*Prompt 1:* Reproduce a passage of the essay on deep time word for word, beginning at the words "Every day, we" and stopping after "have we traversed?".

The End is Not Near
by J L Schellenberg
Thanks to science, most of us accept the deep past – so why
are our imagined futures so shallow?
In Time’s Arrow, Time’s Cycle (1987), Stephen Jay Gould
tells the story of one John Playfair, who in 1788 accompanied the great British
geologist James Hutton to see an ‘unconformity’ at Siccar Point in Scotland.
With the help of this geological visual – an ancient erosion surface dividing
two layers of rock, one gently sloping, the other vertically tilted – Hutton
explained to Playfair that the Earth is a machine ceaselessly repeating a cycle
of erosion, deposition, and uplift. Playfair later wrote: ‘The impression made
will not easily be forgotten... Revolutions still more remote appeared in the
distance of this extraordinary perspective. The mind seemed to grow giddy by
looking so far into the abyss of time.’
Giddy. That’s how trying to penetrate ‘deep time’ has made
people feel ever since its discovery, by science, a few hundred years ago. With
a little practice, one can contemplate thousands of years, but thinking in the
millions is a bit like staring into a bottomless well or crevasse. No doubt
this has something to do with the name, ‘deep time’.
By now most of us have absorbed and integrated quite a large
number of facts about deep time. We acknowledge that our universe began with
the Big Bang about 14 billion years ago. We know that our planet has ‘gone
cycling on’, to use Charles Darwin’s phrase, for about 4.5 billion years.
Darwin himself didn’t know the age of the Earth, and would have been greatly
relieved to hear of it, because natural selection requires hundreds of millions
of years to do its creative work, to produce the vast number of forms that
sprint along the Earth’s surface or splash and soar in its seas and skies. To
the extent we have begun to internalise this idea of deep time, we have started
to make the difficult transition from human timescales to those of science.
This is all well and good, but did you notice that all of
those references to deep time have us looking backward, into history? In most
of our talk about deep time, what we really have in mind is the deep past.
Every day, we are reminded that we come at the end of a long evolutionary
process. But there is little to stimulate the thought that we come at the very
beginning of one, too. Where in all of this, one might reasonably ask, is the
deep future?
It’s helpful to think about these things spatially, so
imagine a line one might draw that is 20ft long, and let that stand for the ‘distance’
of a billion years. A billion years at least is needed to get you all the way
from the first stirrings of human philosophy, science, and religion, about
50,000 years ago, through the immensities of time that lie ahead for species on
our planet, before the Sun’s unbearable drying heat causes the evolution of
life on Earth to grind to a halt. So think about that billion years of
evolution, that 20ft line. How much of it have we traversed?

*Prompt 2:* Update the entries from their first line through the line that has "exterior-finish-heading: 2. 外装修", changing "wall-item" to "wall-entry" and leaving everything else unchanged. Give back only those lines.

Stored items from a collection
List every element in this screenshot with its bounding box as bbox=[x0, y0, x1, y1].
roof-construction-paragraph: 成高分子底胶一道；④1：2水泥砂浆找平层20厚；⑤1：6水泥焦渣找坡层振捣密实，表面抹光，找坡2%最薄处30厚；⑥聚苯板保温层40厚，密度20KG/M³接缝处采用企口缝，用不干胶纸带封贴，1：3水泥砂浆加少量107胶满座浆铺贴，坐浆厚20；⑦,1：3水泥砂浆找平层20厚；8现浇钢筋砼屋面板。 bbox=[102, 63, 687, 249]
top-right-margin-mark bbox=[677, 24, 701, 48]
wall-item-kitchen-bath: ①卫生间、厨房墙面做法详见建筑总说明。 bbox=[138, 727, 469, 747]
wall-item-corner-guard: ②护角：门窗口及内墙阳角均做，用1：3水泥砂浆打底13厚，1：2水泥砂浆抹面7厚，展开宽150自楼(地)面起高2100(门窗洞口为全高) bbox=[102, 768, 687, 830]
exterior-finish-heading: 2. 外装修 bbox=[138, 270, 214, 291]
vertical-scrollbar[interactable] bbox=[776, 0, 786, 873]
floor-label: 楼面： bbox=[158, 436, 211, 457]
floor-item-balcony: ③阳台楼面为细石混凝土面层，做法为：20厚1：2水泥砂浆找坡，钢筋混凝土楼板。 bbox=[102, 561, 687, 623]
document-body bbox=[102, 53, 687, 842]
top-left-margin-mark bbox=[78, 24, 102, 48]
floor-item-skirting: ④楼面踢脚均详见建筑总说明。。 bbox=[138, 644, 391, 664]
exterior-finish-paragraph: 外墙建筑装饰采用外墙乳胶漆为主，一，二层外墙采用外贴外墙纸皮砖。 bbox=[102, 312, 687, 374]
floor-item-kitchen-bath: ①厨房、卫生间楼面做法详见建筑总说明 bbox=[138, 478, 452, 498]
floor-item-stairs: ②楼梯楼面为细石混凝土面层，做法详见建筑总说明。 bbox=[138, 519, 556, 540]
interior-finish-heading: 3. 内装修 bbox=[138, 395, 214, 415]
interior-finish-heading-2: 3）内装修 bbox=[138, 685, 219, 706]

*Problem solution 1:*
Every day, we are reminded that we come at the end of a long evolutionary
process. But there is little to stimulate the thought that we come at the very
beginning of one, too. Where in all of this, one might reasonably ask, is the
deep future?
It’s helpful to think about these things spatially, so
imagine a line one might draw that is 20ft long, and let that stand for the ‘distance’
of a billion years. A billion years at least is needed to get you all the way
from the first stirrings of human philosophy, science, and religion, about
50,000 years ago, through the immensities of time that lie ahead for species on
our planet, before the Sun’s unbearable drying heat causes the evolution of
life on Earth to grind to a halt. So think about that billion years of
evolution, that 20ft line. How much of it have we traversed?

*Problem solution 2:*
List every element in this screenshot with its bounding box as bbox=[x0, y0, x1, y1].
roof-construction-paragraph: 成高分子底胶一道；④1：2水泥砂浆找平层20厚；⑤1：6水泥焦渣找坡层振捣密实，表面抹光，找坡2%最薄处30厚；⑥聚苯板保温层40厚，密度20KG/M³接缝处采用企口缝，用不干胶纸带封贴，1：3水泥砂浆加少量107胶满座浆铺贴，坐浆厚20；⑦,1：3水泥砂浆找平层20厚；8现浇钢筋砼屋面板。 bbox=[102, 63, 687, 249]
top-right-margin-mark bbox=[677, 24, 701, 48]
wall-entry-kitchen-bath: ①卫生间、厨房墙面做法详见建筑总说明。 bbox=[138, 727, 469, 747]
wall-entry-corner-guard: ②护角：门窗口及内墙阳角均做，用1：3水泥砂浆打底13厚，1：2水泥砂浆抹面7厚，展开宽150自楼(地)面起高2100(门窗洞口为全高) bbox=[102, 768, 687, 830]
exterior-finish-heading: 2. 外装修 bbox=[138, 270, 214, 291]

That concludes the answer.